((

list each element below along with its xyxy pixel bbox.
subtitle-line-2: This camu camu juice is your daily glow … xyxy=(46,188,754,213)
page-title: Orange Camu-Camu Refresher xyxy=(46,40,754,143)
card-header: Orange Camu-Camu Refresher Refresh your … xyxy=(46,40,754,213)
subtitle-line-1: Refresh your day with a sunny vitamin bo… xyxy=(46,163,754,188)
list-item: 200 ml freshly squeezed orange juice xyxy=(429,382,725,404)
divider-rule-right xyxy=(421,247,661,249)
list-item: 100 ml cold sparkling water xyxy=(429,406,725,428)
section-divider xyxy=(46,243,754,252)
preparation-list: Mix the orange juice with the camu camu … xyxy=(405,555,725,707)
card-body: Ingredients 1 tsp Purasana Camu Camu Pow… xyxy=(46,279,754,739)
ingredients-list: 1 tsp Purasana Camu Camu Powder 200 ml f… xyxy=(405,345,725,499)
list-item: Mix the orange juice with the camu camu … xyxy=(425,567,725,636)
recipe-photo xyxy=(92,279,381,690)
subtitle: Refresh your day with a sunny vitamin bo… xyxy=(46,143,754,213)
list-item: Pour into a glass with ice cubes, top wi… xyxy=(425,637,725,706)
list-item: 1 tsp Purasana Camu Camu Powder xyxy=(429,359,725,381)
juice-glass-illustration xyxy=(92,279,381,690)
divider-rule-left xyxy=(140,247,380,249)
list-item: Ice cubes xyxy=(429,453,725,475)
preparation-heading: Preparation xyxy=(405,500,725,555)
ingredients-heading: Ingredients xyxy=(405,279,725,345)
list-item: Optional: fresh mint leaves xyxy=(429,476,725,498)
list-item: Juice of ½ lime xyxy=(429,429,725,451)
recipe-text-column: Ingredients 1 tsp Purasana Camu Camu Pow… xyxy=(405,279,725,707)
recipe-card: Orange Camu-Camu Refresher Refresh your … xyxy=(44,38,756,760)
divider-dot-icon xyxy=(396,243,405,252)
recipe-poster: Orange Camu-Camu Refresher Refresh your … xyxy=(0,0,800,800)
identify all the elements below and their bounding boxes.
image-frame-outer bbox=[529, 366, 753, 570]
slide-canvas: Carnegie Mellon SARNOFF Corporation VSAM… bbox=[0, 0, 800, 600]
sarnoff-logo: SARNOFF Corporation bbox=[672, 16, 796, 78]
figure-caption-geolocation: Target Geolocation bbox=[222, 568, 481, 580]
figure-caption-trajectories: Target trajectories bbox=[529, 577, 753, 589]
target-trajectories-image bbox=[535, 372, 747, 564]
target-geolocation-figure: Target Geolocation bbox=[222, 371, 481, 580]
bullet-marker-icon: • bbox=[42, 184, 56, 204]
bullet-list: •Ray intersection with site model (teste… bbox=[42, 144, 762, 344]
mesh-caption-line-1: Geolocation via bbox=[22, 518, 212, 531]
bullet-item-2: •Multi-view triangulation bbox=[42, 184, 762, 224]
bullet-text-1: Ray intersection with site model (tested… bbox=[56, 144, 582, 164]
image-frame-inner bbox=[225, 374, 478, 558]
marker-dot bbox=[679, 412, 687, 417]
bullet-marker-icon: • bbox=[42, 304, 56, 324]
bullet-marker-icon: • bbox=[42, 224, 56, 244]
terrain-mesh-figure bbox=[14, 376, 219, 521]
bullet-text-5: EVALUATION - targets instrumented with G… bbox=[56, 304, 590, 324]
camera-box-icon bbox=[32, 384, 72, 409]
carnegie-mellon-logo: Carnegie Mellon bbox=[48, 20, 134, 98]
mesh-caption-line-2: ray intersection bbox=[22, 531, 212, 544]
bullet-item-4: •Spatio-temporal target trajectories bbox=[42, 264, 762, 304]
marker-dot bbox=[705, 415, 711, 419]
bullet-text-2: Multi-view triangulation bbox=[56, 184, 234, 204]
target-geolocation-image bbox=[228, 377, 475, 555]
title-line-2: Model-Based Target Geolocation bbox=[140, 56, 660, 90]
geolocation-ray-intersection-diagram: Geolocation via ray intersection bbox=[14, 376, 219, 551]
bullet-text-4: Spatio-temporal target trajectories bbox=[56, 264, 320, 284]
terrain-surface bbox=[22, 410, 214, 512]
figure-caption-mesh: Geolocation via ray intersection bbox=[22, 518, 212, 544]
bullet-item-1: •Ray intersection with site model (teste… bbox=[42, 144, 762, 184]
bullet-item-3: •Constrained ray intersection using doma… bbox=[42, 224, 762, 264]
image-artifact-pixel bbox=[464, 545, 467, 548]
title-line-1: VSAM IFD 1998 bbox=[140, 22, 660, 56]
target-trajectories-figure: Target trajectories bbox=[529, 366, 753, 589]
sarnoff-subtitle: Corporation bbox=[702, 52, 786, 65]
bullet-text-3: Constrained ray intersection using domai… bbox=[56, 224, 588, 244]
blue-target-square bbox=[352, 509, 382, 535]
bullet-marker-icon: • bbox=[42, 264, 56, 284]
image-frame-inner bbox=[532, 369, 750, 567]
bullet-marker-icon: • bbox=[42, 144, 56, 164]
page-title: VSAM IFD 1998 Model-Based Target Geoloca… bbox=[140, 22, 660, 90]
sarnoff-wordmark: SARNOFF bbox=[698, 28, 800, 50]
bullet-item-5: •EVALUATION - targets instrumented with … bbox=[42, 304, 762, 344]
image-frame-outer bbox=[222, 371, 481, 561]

))

Task brief:
Print every line of the data above verbatim, leaving nothing out and changing nothing.

Completed exercise:
list each element below along with its xyxy pixel bbox.
subtitle-line-2: This camu camu juice is your daily glow … xyxy=(46,188,754,213)
page-title: Orange Camu-Camu Refresher xyxy=(46,40,754,143)
card-header: Orange Camu-Camu Refresher Refresh your … xyxy=(46,40,754,213)
subtitle-line-1: Refresh your day with a sunny vitamin bo… xyxy=(46,163,754,188)
list-item: 200 ml freshly squeezed orange juice xyxy=(429,382,725,404)
divider-rule-right xyxy=(421,247,661,249)
list-item: 100 ml cold sparkling water xyxy=(429,406,725,428)
section-divider xyxy=(46,243,754,252)
preparation-list: Mix the orange juice with the camu camu … xyxy=(405,555,725,707)
card-body: Ingredients 1 tsp Purasana Camu Camu Pow… xyxy=(46,279,754,739)
ingredients-list: 1 tsp Purasana Camu Camu Powder 200 ml f… xyxy=(405,345,725,499)
list-item: Mix the orange juice with the camu camu … xyxy=(425,567,725,636)
recipe-photo xyxy=(92,279,381,690)
subtitle: Refresh your day with a sunny vitamin bo… xyxy=(46,143,754,213)
list-item: Pour into a glass with ice cubes, top wi… xyxy=(425,637,725,706)
list-item: 1 tsp Purasana Camu Camu Powder xyxy=(429,359,725,381)
juice-glass-illustration xyxy=(92,279,381,690)
divider-rule-left xyxy=(140,247,380,249)
list-item: Ice cubes xyxy=(429,453,725,475)
preparation-heading: Preparation xyxy=(405,500,725,555)
ingredients-heading: Ingredients xyxy=(405,279,725,345)
list-item: Optional: fresh mint leaves xyxy=(429,476,725,498)
list-item: Juice of ½ lime xyxy=(429,429,725,451)
recipe-text-column: Ingredients 1 tsp Purasana Camu Camu Pow… xyxy=(405,279,725,707)
recipe-card: Orange Camu-Camu Refresher Refresh your … xyxy=(44,38,756,760)
divider-dot-icon xyxy=(396,243,405,252)
recipe-poster: Orange Camu-Camu Refresher Refresh your … xyxy=(0,0,800,800)
identify all the elements below and their bounding boxes.
image-frame-outer bbox=[529, 366, 753, 570]
slide-canvas: Carnegie Mellon SARNOFF Corporation VSAM… bbox=[0, 0, 800, 600]
sarnoff-logo: SARNOFF Corporation bbox=[672, 16, 796, 78]
figure-caption-geolocation: Target Geolocation bbox=[222, 568, 481, 580]
figure-caption-trajectories: Target trajectories bbox=[529, 577, 753, 589]
target-trajectories-image bbox=[535, 372, 747, 564]
target-geolocation-figure: Target Geolocation bbox=[222, 371, 481, 580]
bullet-marker-icon: • bbox=[42, 184, 56, 204]
bullet-list: •Ray intersection with site model (teste… bbox=[42, 144, 762, 344]
mesh-caption-line-1: Geolocation via bbox=[22, 518, 212, 531]
bullet-item-2: •Multi-view triangulation bbox=[42, 184, 762, 224]
bullet-text-1: Ray intersection with site model (tested… bbox=[56, 144, 582, 164]
image-frame-inner bbox=[225, 374, 478, 558]
marker-dot bbox=[679, 412, 687, 417]
bullet-marker-icon: • bbox=[42, 304, 56, 324]
bullet-marker-icon: • bbox=[42, 224, 56, 244]
terrain-mesh-figure bbox=[14, 376, 219, 521]
bullet-text-5: EVALUATION - targets instrumented with G… bbox=[56, 304, 590, 324]
camera-box-icon bbox=[32, 384, 72, 409]
carnegie-mellon-logo: Carnegie Mellon bbox=[48, 20, 134, 98]
mesh-caption-line-2: ray intersection bbox=[22, 531, 212, 544]
bullet-item-4: •Spatio-temporal target trajectories bbox=[42, 264, 762, 304]
marker-dot bbox=[705, 415, 711, 419]
bullet-text-2: Multi-view triangulation bbox=[56, 184, 234, 204]
target-geolocation-image bbox=[228, 377, 475, 555]
title-line-2: Model-Based Target Geolocation bbox=[140, 56, 660, 90]
geolocation-ray-intersection-diagram: Geolocation via ray intersection bbox=[14, 376, 219, 551]
bullet-text-4: Spatio-temporal target trajectories bbox=[56, 264, 320, 284]
terrain-surface bbox=[22, 410, 214, 512]
figure-caption-mesh: Geolocation via ray intersection bbox=[22, 518, 212, 544]
bullet-item-1: •Ray intersection with site model (teste… bbox=[42, 144, 762, 184]
bullet-item-3: •Constrained ray intersection using doma… bbox=[42, 224, 762, 264]
image-artifact-pixel bbox=[464, 545, 467, 548]
title-line-1: VSAM IFD 1998 bbox=[140, 22, 660, 56]
target-trajectories-figure: Target trajectories bbox=[529, 366, 753, 589]
sarnoff-subtitle: Corporation bbox=[702, 52, 786, 65]
bullet-text-3: Constrained ray intersection using domai… bbox=[56, 224, 588, 244]
blue-target-square bbox=[352, 509, 382, 535]
bullet-marker-icon: • bbox=[42, 264, 56, 284]
image-frame-inner bbox=[532, 369, 750, 567]
bullet-marker-icon: • bbox=[42, 144, 56, 164]
page-title: VSAM IFD 1998 Model-Based Target Geoloca… bbox=[140, 22, 660, 90]
sarnoff-wordmark: SARNOFF bbox=[698, 28, 800, 50]
bullet-item-5: •EVALUATION - targets instrumented with … bbox=[42, 304, 762, 344]
image-frame-outer bbox=[222, 371, 481, 561]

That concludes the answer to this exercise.